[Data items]
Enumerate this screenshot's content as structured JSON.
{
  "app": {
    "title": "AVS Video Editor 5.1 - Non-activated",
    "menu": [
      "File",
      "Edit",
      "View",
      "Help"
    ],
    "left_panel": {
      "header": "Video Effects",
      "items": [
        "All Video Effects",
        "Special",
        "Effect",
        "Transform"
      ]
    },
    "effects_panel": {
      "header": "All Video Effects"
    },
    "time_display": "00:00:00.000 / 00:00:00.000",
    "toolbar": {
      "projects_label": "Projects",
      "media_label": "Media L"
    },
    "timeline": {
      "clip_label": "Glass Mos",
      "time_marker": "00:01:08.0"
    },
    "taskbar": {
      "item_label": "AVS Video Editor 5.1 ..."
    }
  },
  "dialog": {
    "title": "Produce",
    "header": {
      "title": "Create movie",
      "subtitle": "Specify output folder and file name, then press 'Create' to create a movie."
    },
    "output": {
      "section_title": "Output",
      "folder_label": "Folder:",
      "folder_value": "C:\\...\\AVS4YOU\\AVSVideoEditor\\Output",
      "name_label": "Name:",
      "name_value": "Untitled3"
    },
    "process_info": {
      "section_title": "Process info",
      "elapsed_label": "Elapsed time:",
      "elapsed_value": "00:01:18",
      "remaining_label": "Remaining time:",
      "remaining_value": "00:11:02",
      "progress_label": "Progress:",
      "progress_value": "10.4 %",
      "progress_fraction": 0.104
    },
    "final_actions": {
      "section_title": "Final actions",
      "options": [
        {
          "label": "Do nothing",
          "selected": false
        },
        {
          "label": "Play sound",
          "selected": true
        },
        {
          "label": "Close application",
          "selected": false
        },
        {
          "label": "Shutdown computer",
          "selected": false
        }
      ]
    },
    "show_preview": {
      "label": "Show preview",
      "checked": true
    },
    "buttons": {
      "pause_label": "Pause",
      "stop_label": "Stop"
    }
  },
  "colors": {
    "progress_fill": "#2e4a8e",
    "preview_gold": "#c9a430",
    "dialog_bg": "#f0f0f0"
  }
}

[What is expected]: Go through the listing and print each line exactly as it appears.

[Solution to the problem]:
Enumerate this screenshot's content as structured JSON.
{
  "app": {
    "title": "AVS Video Editor 5.1 - Non-activated",
    "menu": [
      "File",
      "Edit",
      "View",
      "Help"
    ],
    "left_panel": {
      "header": "Video Effects",
      "items": [
        "All Video Effects",
        "Special",
        "Effect",
        "Transform"
      ]
    },
    "effects_panel": {
      "header": "All Video Effects"
    },
    "time_display": "00:00:00.000 / 00:00:00.000",
    "toolbar": {
      "projects_label": "Projects",
      "media_label": "Media L"
    },
    "timeline": {
      "clip_label": "Glass Mos",
      "time_marker": "00:01:08.0"
    },
    "taskbar": {
      "item_label": "AVS Video Editor 5.1 ..."
    }
  },
  "dialog": {
    "title": "Produce",
    "header": {
      "title": "Create movie",
      "subtitle": "Specify output folder and file name, then press 'Create' to create a movie."
    },
    "output": {
      "section_title": "Output",
      "folder_label": "Folder:",
      "folder_value": "C:\\...\\AVS4YOU\\AVSVideoEditor\\Output",
      "name_label": "Name:",
      "name_value": "Untitled3"
    },
    "process_info": {
      "section_title": "Process info",
      "elapsed_label": "Elapsed time:",
      "elapsed_value": "00:01:18",
      "remaining_label": "Remaining time:",
      "remaining_value": "00:11:02",
      "progress_label": "Progress:",
      "progress_value": "10.4 %",
      "progress_fraction": 0.104
    },
    "final_actions": {
      "section_title": "Final actions",
      "options": [
        {
          "label": "Do nothing",
          "selected": false
        },
        {
          "label": "Play sound",
          "selected": true
        },
        {
          "label": "Close application",
          "selected": false
        },
        {
          "label": "Shutdown computer",
          "selected": false
        }
      ]
    },
    "show_preview": {
      "label": "Show preview",
      "checked": true
    },
    "buttons": {
      "pause_label": "Pause",
      "stop_label": "Stop"
    }
  },
  "colors": {
    "progress_fill": "#2e4a8e",
    "preview_gold": "#c9a430",
    "dialog_bg": "#f0f0f0"
  }
}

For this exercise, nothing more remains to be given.